Single out the lines that include the word "尸魔三戏唐三藏". Copy them.

━━ Excerpted records ━━

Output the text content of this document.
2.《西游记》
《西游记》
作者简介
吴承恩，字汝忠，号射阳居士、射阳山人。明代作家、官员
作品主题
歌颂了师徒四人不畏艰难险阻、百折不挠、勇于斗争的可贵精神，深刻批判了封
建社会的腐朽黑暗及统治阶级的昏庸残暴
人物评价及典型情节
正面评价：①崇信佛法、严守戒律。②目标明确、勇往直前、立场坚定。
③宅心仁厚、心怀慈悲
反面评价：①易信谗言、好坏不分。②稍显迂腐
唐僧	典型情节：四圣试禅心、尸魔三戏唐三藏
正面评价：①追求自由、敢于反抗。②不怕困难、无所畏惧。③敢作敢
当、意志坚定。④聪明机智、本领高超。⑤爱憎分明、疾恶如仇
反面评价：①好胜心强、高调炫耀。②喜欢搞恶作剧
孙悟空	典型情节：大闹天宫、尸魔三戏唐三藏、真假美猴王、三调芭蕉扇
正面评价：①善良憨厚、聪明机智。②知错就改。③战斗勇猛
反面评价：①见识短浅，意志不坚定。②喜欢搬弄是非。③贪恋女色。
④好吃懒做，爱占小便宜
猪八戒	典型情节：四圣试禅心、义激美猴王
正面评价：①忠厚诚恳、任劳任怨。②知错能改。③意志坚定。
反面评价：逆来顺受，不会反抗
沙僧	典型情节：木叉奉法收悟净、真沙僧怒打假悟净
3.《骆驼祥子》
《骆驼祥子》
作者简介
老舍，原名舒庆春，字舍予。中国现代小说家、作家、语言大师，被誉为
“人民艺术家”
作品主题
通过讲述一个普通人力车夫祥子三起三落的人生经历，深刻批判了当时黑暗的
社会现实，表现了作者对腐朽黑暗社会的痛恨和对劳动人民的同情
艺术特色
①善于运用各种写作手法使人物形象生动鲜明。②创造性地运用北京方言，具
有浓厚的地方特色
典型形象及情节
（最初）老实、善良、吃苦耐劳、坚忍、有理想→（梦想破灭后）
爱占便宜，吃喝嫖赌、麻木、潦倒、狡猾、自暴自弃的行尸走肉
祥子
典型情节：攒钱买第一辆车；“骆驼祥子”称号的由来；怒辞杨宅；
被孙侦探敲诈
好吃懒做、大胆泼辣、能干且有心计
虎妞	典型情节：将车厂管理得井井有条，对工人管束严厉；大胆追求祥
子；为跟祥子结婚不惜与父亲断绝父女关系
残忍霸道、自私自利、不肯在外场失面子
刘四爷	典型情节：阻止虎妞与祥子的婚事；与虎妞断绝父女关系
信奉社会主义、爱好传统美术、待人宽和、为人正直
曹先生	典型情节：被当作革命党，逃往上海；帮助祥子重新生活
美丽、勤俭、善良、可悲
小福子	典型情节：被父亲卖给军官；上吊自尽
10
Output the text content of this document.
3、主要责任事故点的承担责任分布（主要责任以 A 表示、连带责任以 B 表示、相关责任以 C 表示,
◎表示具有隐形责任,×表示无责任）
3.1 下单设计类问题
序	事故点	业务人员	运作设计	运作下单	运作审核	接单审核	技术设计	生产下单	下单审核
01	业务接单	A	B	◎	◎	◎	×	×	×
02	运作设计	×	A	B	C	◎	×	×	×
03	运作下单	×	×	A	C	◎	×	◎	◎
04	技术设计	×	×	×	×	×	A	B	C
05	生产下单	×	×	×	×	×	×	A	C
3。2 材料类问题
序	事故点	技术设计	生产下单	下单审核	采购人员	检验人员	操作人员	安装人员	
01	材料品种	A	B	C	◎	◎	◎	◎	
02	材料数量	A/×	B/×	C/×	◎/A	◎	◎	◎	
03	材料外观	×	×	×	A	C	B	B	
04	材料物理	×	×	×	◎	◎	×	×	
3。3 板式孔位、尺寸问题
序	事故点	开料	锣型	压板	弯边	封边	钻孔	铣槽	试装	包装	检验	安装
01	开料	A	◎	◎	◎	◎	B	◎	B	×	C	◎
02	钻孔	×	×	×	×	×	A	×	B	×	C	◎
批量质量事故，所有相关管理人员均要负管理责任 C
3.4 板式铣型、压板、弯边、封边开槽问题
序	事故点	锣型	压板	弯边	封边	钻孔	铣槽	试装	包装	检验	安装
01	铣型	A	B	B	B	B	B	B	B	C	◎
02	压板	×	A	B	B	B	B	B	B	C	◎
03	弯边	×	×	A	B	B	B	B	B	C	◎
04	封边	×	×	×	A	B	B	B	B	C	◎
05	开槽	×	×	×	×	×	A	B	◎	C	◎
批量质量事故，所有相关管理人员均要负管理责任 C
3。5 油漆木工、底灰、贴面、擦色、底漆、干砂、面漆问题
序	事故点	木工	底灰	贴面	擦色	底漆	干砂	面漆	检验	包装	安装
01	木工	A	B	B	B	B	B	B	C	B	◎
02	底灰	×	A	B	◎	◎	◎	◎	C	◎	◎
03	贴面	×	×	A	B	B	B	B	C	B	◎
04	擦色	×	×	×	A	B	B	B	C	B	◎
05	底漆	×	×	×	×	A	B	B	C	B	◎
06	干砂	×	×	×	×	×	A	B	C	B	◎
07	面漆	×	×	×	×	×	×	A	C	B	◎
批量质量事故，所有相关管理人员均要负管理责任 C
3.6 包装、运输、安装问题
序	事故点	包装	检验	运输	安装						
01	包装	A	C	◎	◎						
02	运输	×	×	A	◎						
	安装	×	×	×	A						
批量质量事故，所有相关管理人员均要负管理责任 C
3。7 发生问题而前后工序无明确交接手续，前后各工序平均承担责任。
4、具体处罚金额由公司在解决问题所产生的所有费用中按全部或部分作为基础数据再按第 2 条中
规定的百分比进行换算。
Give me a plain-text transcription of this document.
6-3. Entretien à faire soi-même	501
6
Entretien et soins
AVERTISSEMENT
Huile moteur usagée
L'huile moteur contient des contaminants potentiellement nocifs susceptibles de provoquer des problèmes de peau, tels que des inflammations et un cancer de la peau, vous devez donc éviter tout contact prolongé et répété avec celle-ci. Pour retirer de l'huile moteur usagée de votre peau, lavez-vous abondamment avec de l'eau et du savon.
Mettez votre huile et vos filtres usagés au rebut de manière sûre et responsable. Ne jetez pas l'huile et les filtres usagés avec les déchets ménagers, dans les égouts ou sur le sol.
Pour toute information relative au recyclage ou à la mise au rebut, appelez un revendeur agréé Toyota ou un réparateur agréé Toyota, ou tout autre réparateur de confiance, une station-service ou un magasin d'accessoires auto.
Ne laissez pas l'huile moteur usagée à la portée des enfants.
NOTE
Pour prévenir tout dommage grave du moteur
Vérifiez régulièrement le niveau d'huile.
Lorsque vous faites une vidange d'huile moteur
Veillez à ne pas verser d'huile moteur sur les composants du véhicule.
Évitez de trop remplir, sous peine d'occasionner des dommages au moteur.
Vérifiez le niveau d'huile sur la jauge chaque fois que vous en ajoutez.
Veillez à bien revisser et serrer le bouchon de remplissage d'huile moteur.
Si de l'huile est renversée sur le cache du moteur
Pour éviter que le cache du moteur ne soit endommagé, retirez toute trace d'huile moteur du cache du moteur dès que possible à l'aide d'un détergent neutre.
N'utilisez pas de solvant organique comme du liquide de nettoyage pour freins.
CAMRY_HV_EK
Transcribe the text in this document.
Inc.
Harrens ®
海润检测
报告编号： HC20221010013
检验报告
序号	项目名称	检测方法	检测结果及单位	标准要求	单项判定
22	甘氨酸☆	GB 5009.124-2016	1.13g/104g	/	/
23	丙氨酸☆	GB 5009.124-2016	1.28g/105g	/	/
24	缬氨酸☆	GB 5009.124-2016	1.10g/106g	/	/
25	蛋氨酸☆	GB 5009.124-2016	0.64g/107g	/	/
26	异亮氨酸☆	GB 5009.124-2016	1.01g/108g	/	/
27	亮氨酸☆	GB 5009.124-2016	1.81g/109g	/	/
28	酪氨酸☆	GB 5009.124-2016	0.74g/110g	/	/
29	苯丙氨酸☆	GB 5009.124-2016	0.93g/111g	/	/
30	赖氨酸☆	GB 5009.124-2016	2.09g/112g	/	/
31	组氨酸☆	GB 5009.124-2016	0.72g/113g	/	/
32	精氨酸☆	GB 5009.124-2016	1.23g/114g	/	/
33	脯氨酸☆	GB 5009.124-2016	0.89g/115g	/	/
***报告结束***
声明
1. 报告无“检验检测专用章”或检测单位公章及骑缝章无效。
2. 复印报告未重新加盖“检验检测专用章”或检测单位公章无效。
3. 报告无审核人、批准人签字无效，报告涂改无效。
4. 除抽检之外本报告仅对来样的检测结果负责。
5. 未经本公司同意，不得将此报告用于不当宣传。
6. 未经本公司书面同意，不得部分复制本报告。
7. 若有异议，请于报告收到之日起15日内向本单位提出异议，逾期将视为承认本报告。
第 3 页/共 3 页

━━━

» Task answer:
唐僧	典型情节：四圣试禅心、尸魔三戏唐三藏
孙悟空	典型情节：大闹天宫、尸魔三戏唐三藏、真假美猴王、三调芭蕉扇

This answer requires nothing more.